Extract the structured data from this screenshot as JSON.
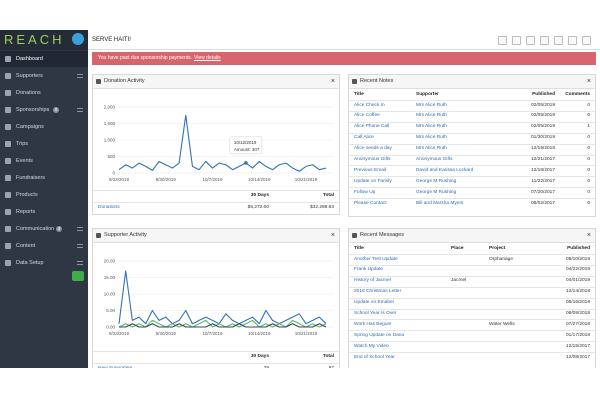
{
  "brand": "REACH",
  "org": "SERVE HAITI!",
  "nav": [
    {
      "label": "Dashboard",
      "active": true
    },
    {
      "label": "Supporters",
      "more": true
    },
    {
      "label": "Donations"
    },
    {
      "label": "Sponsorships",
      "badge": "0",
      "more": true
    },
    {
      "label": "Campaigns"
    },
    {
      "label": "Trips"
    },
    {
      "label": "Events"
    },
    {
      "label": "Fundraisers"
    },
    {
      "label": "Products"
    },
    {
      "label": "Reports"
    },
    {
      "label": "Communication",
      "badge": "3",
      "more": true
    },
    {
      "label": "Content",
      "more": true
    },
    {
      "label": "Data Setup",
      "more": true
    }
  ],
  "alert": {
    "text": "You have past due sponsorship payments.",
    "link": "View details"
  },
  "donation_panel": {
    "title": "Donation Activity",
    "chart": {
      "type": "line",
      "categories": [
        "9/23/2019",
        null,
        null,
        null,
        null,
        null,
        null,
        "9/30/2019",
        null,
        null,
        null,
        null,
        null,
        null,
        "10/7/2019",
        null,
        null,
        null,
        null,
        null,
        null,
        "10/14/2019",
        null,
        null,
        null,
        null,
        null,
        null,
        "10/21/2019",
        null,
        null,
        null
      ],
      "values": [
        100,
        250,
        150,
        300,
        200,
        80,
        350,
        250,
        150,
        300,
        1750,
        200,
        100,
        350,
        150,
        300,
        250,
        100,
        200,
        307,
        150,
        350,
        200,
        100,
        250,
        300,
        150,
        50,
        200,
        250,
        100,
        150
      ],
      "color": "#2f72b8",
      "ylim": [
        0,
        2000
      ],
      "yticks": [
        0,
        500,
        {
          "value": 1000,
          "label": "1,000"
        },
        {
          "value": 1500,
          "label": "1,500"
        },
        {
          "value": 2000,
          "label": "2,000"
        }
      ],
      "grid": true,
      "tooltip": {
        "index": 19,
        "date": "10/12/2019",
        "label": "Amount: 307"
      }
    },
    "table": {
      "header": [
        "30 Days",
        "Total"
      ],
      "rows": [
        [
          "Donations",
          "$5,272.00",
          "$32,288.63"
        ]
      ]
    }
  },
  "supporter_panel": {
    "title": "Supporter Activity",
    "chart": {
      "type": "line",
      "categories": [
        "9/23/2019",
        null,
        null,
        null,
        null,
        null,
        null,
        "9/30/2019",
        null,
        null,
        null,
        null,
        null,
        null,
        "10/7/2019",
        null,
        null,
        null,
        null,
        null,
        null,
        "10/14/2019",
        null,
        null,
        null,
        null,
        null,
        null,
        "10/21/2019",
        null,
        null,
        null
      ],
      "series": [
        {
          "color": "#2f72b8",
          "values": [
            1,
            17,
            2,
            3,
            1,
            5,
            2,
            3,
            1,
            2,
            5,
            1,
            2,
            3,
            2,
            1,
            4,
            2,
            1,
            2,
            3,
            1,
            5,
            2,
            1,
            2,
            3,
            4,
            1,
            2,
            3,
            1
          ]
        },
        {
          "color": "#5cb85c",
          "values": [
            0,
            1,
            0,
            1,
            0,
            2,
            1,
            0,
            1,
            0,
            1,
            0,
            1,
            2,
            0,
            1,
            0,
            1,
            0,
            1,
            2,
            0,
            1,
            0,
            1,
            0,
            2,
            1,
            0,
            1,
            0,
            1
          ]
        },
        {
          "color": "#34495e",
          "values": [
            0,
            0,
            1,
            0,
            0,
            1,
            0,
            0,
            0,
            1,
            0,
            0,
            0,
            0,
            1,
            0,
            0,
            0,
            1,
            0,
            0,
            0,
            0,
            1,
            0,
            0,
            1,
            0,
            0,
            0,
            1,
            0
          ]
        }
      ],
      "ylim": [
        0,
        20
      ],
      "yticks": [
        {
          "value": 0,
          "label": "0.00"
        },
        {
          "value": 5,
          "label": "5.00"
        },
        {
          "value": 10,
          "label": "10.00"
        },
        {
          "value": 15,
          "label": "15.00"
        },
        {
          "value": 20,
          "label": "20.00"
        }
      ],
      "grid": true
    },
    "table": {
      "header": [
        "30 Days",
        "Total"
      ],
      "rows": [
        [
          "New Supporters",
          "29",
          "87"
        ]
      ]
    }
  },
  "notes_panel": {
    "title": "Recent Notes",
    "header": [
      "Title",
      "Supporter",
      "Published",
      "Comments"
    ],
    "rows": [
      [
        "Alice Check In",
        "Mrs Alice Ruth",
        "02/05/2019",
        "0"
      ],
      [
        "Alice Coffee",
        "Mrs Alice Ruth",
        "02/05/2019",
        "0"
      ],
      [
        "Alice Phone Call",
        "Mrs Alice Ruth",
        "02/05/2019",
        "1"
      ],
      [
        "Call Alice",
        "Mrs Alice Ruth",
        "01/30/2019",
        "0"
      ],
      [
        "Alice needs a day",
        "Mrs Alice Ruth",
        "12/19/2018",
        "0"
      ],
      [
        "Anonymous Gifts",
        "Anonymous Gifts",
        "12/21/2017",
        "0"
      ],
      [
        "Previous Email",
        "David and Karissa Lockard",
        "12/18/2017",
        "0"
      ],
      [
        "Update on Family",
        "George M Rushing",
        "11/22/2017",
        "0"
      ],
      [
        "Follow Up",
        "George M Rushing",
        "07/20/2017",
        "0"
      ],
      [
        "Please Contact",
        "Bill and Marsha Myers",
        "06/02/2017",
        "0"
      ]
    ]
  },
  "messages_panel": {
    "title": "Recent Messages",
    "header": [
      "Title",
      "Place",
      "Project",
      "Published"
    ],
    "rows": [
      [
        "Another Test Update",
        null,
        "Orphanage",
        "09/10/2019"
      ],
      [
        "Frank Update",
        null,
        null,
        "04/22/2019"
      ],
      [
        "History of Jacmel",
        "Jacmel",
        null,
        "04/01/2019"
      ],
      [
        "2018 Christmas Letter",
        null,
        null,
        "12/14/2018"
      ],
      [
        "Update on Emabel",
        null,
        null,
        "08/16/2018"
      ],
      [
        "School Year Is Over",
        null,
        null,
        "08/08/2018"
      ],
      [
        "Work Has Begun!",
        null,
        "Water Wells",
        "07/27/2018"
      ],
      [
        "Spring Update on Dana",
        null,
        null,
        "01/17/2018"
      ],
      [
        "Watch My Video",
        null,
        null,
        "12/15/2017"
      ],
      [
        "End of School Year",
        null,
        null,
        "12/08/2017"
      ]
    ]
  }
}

★ ★ ★ ★

### Stated exercise
Find and copy every line in the entries above where the string "School" occurs.

### Result of this task
        "School Year Is Over",
        "End of School Year",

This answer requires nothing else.